__Given instruction__: Every line must be returned precisely as it is written.

═════ Data for this exercise ═════

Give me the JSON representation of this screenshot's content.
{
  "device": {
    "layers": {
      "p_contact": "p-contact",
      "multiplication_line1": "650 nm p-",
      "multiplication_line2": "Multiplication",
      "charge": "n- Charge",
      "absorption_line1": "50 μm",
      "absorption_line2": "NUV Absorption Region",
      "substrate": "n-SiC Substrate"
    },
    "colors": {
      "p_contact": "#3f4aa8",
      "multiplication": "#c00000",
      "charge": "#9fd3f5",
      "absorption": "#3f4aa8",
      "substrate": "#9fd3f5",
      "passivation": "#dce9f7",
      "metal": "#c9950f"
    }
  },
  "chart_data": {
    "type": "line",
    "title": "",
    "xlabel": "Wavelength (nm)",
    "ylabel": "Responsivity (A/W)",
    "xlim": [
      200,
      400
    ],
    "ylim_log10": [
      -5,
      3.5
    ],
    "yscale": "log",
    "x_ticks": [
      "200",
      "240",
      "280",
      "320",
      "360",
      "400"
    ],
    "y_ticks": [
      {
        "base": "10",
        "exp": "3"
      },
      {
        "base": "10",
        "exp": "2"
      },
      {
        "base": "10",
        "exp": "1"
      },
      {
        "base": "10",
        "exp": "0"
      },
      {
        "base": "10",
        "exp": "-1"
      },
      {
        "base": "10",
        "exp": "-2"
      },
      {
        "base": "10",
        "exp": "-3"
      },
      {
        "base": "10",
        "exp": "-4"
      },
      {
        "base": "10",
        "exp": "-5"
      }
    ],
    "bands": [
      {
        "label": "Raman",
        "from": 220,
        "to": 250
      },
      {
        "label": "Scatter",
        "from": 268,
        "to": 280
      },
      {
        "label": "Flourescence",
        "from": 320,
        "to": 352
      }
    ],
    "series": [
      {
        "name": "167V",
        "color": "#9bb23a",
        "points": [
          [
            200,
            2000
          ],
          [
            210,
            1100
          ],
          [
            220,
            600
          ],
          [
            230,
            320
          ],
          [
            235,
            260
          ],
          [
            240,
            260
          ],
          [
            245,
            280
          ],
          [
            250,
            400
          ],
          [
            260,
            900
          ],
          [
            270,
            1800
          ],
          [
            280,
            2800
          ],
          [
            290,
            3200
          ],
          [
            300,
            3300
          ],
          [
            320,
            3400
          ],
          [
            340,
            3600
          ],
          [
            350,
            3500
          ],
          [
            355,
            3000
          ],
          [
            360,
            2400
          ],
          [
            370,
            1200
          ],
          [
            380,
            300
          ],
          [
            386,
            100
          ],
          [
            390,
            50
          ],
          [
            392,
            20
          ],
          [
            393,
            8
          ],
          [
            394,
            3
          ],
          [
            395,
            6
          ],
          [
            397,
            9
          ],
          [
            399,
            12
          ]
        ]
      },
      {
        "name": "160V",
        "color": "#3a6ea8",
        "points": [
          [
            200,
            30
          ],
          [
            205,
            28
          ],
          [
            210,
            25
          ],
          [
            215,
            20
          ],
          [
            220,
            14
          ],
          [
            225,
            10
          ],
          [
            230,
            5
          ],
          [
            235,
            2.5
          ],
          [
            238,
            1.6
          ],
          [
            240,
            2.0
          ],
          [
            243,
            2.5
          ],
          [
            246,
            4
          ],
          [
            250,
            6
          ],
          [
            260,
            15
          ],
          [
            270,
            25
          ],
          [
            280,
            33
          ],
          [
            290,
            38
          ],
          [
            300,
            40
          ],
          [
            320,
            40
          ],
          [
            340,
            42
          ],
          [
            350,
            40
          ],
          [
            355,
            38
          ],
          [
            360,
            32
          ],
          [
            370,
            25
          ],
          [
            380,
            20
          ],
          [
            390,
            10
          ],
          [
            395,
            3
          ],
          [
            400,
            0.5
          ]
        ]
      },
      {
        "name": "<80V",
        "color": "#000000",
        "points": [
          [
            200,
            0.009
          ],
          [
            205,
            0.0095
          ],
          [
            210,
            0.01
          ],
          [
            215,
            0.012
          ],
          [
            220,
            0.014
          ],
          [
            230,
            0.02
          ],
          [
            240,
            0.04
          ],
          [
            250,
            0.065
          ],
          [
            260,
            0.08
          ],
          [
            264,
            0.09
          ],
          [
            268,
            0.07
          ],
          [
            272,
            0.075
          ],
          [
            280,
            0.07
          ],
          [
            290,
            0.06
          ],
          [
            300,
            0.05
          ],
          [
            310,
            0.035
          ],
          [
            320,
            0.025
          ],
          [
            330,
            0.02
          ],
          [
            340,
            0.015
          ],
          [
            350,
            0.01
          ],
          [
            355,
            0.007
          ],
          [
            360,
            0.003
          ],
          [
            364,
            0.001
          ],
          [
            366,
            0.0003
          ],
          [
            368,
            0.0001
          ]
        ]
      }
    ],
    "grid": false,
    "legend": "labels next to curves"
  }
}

═════

__Output of the exercise__:
Give me the JSON representation of this screenshot's content.
{
  "device": {
    "layers": {
      "p_contact": "p-contact",
      "multiplication_line1": "650 nm p-",
      "multiplication_line2": "Multiplication",
      "charge": "n- Charge",
      "absorption_line1": "50 μm",
      "absorption_line2": "NUV Absorption Region",
      "substrate": "n-SiC Substrate"
    },
    "colors": {
      "p_contact": "#3f4aa8",
      "multiplication": "#c00000",
      "charge": "#9fd3f5",
      "absorption": "#3f4aa8",
      "substrate": "#9fd3f5",
      "passivation": "#dce9f7",
      "metal": "#c9950f"
    }
  },
  "chart_data": {
    "type": "line",
    "title": "",
    "xlabel": "Wavelength (nm)",
    "ylabel": "Responsivity (A/W)",
    "xlim": [
      200,
      400
    ],
    "ylim_log10": [
      -5,
      3.5
    ],
    "yscale": "log",
    "x_ticks": [
      "200",
      "240",
      "280",
      "320",
      "360",
      "400"
    ],
    "y_ticks": [
      {
        "base": "10",
        "exp": "3"
      },
      {
        "base": "10",
        "exp": "2"
      },
      {
        "base": "10",
        "exp": "1"
      },
      {
        "base": "10",
        "exp": "0"
      },
      {
        "base": "10",
        "exp": "-1"
      },
      {
        "base": "10",
        "exp": "-2"
      },
      {
        "base": "10",
        "exp": "-3"
      },
      {
        "base": "10",
        "exp": "-4"
      },
      {
        "base": "10",
        "exp": "-5"
      }
    ],
    "bands": [
      {
        "label": "Raman",
        "from": 220,
        "to": 250
      },
      {
        "label": "Scatter",
        "from": 268,
        "to": 280
      },
      {
        "label": "Flourescence",
        "from": 320,
        "to": 352
      }
    ],
    "series": [
      {
        "name": "167V",
        "color": "#9bb23a",
        "points": [
          [
            200,
            2000
          ],
          [
            210,
            1100
          ],
          [
            220,
            600
          ],
          [
            230,
            320
          ],
          [
            235,
            260
          ],
          [
            240,
            260
          ],
          [
            245,
            280
          ],
          [
            250,
            400
          ],
          [
            260,
            900
          ],
          [
            270,
            1800
          ],
          [
            280,
            2800
          ],
          [
            290,
            3200
          ],
          [
            300,
            3300
          ],
          [
            320,
            3400
          ],
          [
            340,
            3600
          ],
          [
            350,
            3500
          ],
          [
            355,
            3000
          ],
          [
            360,
            2400
          ],
          [
            370,
            1200
          ],
          [
            380,
            300
          ],
          [
            386,
            100
          ],
          [
            390,
            50
          ],
          [
            392,
            20
          ],
          [
            393,
            8
          ],
          [
            394,
            3
          ],
          [
            395,
            6
          ],
          [
            397,
            9
          ],
          [
            399,
            12
          ]
        ]
      },
      {
        "name": "160V",
        "color": "#3a6ea8",
        "points": [
          [
            200,
            30
          ],
          [
            205,
            28
          ],
          [
            210,
            25
          ],
          [
            215,
            20
          ],
          [
            220,
            14
          ],
          [
            225,
            10
          ],
          [
            230,
            5
          ],
          [
            235,
            2.5
          ],
          [
            238,
            1.6
          ],
          [
            240,
            2.0
          ],
          [
            243,
            2.5
          ],
          [
            246,
            4
          ],
          [
            250,
            6
          ],
          [
            260,
            15
          ],
          [
            270,
            25
          ],
          [
            280,
            33
          ],
          [
            290,
            38
          ],
          [
            300,
            40
          ],
          [
            320,
            40
          ],
          [
            340,
            42
          ],
          [
            350,
            40
          ],
          [
            355,
            38
          ],
          [
            360,
            32
          ],
          [
            370,
            25
          ],
          [
            380,
            20
          ],
          [
            390,
            10
          ],
          [
            395,
            3
          ],
          [
            400,
            0.5
          ]
        ]
      },
      {
        "name": "<80V",
        "color": "#000000",
        "points": [
          [
            200,
            0.009
          ],
          [
            205,
            0.0095
          ],
          [
            210,
            0.01
          ],
          [
            215,
            0.012
          ],
          [
            220,
            0.014
          ],
          [
            230,
            0.02
          ],
          [
            240,
            0.04
          ],
          [
            250,
            0.065
          ],
          [
            260,
            0.08
          ],
          [
            264,
            0.09
          ],
          [
            268,
            0.07
          ],
          [
            272,
            0.075
          ],
          [
            280,
            0.07
          ],
          [
            290,
            0.06
          ],
          [
            300,
            0.05
          ],
          [
            310,
            0.035
          ],
          [
            320,
            0.025
          ],
          [
            330,
            0.02
          ],
          [
            340,
            0.015
          ],
          [
            350,
            0.01
          ],
          [
            355,
            0.007
          ],
          [
            360,
            0.003
          ],
          [
            364,
            0.001
          ],
          [
            366,
            0.0003
          ],
          [
            368,
            0.0001
          ]
        ]
      }
    ],
    "grid": false,
    "legend": "labels next to curves"
  }
}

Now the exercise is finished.